TASK INSTRUCTIONS — Leave every picture out and write out the records below exactly.

Dataset items
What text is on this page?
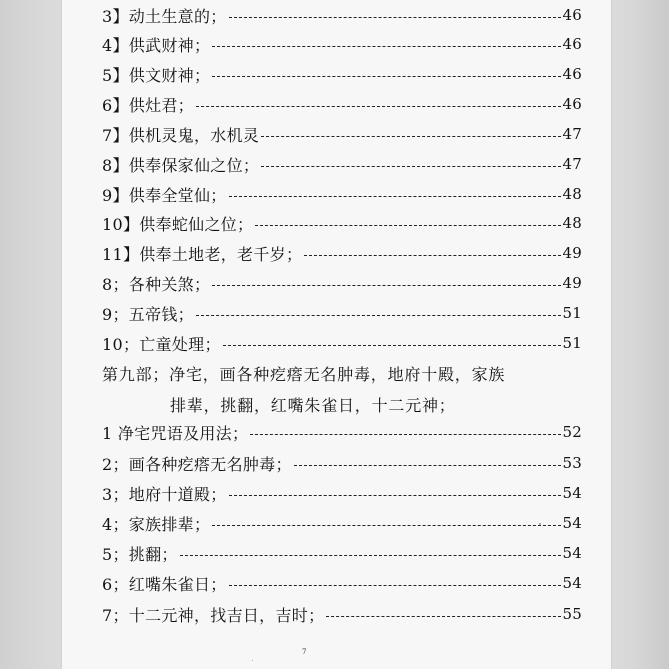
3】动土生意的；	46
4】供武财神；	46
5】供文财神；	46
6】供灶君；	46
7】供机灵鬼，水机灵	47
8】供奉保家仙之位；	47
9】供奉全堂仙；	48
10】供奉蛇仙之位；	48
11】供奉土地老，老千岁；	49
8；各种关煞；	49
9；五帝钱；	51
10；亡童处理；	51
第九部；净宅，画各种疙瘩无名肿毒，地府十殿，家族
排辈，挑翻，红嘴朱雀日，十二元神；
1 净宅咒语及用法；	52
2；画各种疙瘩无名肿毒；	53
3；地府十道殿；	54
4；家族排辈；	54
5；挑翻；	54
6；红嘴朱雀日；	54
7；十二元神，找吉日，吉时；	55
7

ANSWER TO THIS TASK —
What text is on this page?
3】动土生意的；	46
4】供武财神；	46
5】供文财神；	46
6】供灶君；	46
7】供机灵鬼，水机灵	47
8】供奉保家仙之位；	47
9】供奉全堂仙；	48
10】供奉蛇仙之位；	48
11】供奉土地老，老千岁；	49
8；各种关煞；	49
9；五帝钱；	51
10；亡童处理；	51
第九部；净宅，画各种疙瘩无名肿毒，地府十殿，家族
排辈，挑翻，红嘴朱雀日，十二元神；
1 净宅咒语及用法；	52
2；画各种疙瘩无名肿毒；	53
3；地府十道殿；	54
4；家族排辈；	54
5；挑翻；	54
6；红嘴朱雀日；	54
7；十二元神，找吉日，吉时；	55
7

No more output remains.